- _Work to be completed_
Reproduce all of the listing below without alteration.

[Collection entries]
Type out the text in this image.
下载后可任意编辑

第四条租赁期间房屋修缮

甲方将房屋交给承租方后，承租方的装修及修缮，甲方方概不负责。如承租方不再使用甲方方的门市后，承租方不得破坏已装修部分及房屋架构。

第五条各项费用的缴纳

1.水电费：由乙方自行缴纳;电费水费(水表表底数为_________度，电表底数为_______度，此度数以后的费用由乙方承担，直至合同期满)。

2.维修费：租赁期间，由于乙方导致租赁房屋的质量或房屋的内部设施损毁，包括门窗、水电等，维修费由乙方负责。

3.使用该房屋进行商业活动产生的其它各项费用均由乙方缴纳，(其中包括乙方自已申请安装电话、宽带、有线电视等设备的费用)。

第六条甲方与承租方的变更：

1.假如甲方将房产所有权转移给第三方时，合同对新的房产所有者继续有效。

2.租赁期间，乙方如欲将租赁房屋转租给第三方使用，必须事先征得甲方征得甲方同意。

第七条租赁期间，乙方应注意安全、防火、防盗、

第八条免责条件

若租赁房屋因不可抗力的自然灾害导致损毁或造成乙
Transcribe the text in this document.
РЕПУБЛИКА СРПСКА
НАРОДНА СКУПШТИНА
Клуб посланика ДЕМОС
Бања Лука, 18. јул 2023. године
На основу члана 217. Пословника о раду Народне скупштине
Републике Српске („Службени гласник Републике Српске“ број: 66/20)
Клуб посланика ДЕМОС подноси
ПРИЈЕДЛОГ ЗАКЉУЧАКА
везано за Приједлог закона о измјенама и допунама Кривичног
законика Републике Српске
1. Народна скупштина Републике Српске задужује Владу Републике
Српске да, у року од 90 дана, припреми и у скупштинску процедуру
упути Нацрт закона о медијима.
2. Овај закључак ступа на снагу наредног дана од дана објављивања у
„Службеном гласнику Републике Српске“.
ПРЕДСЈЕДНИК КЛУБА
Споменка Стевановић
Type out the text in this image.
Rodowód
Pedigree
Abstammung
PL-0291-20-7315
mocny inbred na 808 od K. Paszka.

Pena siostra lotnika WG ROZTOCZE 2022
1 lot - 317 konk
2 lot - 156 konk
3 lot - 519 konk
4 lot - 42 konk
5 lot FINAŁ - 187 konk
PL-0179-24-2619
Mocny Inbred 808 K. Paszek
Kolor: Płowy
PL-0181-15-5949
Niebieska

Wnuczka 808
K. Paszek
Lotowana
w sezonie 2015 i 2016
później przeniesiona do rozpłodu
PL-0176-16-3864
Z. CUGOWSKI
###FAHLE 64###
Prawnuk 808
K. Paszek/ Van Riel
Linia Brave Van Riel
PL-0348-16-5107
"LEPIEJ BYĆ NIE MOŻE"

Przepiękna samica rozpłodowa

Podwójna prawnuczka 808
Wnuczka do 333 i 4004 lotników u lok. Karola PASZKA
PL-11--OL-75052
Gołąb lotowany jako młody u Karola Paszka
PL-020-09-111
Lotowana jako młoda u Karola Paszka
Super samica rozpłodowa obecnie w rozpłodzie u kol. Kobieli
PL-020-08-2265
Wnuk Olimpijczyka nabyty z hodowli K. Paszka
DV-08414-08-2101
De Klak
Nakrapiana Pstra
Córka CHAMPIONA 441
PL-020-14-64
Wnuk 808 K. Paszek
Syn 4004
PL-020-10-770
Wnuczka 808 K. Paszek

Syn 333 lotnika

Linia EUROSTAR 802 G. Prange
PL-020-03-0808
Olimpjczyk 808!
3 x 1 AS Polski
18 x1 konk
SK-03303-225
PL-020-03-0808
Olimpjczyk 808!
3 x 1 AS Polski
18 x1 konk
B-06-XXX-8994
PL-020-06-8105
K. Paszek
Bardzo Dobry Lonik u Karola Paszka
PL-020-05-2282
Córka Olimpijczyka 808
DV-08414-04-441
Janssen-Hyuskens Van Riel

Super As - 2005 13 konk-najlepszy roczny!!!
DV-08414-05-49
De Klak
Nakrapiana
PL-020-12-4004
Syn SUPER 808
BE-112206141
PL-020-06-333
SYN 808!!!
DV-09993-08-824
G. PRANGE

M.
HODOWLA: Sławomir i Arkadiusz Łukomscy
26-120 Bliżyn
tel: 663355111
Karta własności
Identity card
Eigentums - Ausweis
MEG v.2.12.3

- _Solution to this problem_
Type out the text in this image.
下载后可任意编辑

第四条租赁期间房屋修缮

甲方将房屋交给承租方后，承租方的装修及修缮，甲方方概不负责。如承租方不再使用甲方方的门市后，承租方不得破坏已装修部分及房屋架构。

第五条各项费用的缴纳

1.水电费：由乙方自行缴纳;电费水费(水表表底数为_________度，电表底数为_______度，此度数以后的费用由乙方承担，直至合同期满)。

2.维修费：租赁期间，由于乙方导致租赁房屋的质量或房屋的内部设施损毁，包括门窗、水电等，维修费由乙方负责。

3.使用该房屋进行商业活动产生的其它各项费用均由乙方缴纳，(其中包括乙方自已申请安装电话、宽带、有线电视等设备的费用)。

第六条甲方与承租方的变更：

1.假如甲方将房产所有权转移给第三方时，合同对新的房产所有者继续有效。

2.租赁期间，乙方如欲将租赁房屋转租给第三方使用，必须事先征得甲方征得甲方同意。

第七条租赁期间，乙方应注意安全、防火、防盗、

第八条免责条件

若租赁房屋因不可抗力的自然灾害导致损毁或造成乙
Transcribe the text in this document.
РЕПУБЛИКА СРПСКА
НАРОДНА СКУПШТИНА
Клуб посланика ДЕМОС
Бања Лука, 18. јул 2023. године
На основу члана 217. Пословника о раду Народне скупштине
Републике Српске („Службени гласник Републике Српске“ број: 66/20)
Клуб посланика ДЕМОС подноси
ПРИЈЕДЛОГ ЗАКЉУЧАКА
везано за Приједлог закона о измјенама и допунама Кривичног
законика Републике Српске
1. Народна скупштина Републике Српске задужује Владу Републике
Српске да, у року од 90 дана, припреми и у скупштинску процедуру
упути Нацрт закона о медијима.
2. Овај закључак ступа на снагу наредног дана од дана објављивања у
„Службеном гласнику Републике Српске“.
ПРЕДСЈЕДНИК КЛУБА
Споменка Стевановић
Type out the text in this image.
Rodowód
Pedigree
Abstammung
PL-0291-20-7315
mocny inbred na 808 od K. Paszka.

Pena siostra lotnika WG ROZTOCZE 2022
1 lot - 317 konk
2 lot - 156 konk
3 lot - 519 konk
4 lot - 42 konk
5 lot FINAŁ - 187 konk
PL-0179-24-2619
Mocny Inbred 808 K. Paszek
Kolor: Płowy
PL-0181-15-5949
Niebieska

Wnuczka 808
K. Paszek
Lotowana
w sezonie 2015 i 2016
później przeniesiona do rozpłodu
PL-0176-16-3864
Z. CUGOWSKI
###FAHLE 64###
Prawnuk 808
K. Paszek/ Van Riel
Linia Brave Van Riel
PL-0348-16-5107
"LEPIEJ BYĆ NIE MOŻE"

Przepiękna samica rozpłodowa

Podwójna prawnuczka 808
Wnuczka do 333 i 4004 lotników u lok. Karola PASZKA
PL-11--OL-75052
Gołąb lotowany jako młody u Karola Paszka
PL-020-09-111
Lotowana jako młoda u Karola Paszka
Super samica rozpłodowa obecnie w rozpłodzie u kol. Kobieli
PL-020-08-2265
Wnuk Olimpijczyka nabyty z hodowli K. Paszka
DV-08414-08-2101
De Klak
Nakrapiana Pstra
Córka CHAMPIONA 441
PL-020-14-64
Wnuk 808 K. Paszek
Syn 4004
PL-020-10-770
Wnuczka 808 K. Paszek

Syn 333 lotnika

Linia EUROSTAR 802 G. Prange
PL-020-03-0808
Olimpjczyk 808!
3 x 1 AS Polski
18 x1 konk
SK-03303-225
PL-020-03-0808
Olimpjczyk 808!
3 x 1 AS Polski
18 x1 konk
B-06-XXX-8994
PL-020-06-8105
K. Paszek
Bardzo Dobry Lonik u Karola Paszka
PL-020-05-2282
Córka Olimpijczyka 808
DV-08414-04-441
Janssen-Hyuskens Van Riel

Super As - 2005 13 konk-najlepszy roczny!!!
DV-08414-05-49
De Klak
Nakrapiana
PL-020-12-4004
Syn SUPER 808
BE-112206141
PL-020-06-333
SYN 808!!!
DV-09993-08-824
G. PRANGE

M.
HODOWLA: Sławomir i Arkadiusz Łukomscy
26-120 Bliżyn
tel: 663355111
Karta własności
Identity card
Eigentums - Ausweis
MEG v.2.12.3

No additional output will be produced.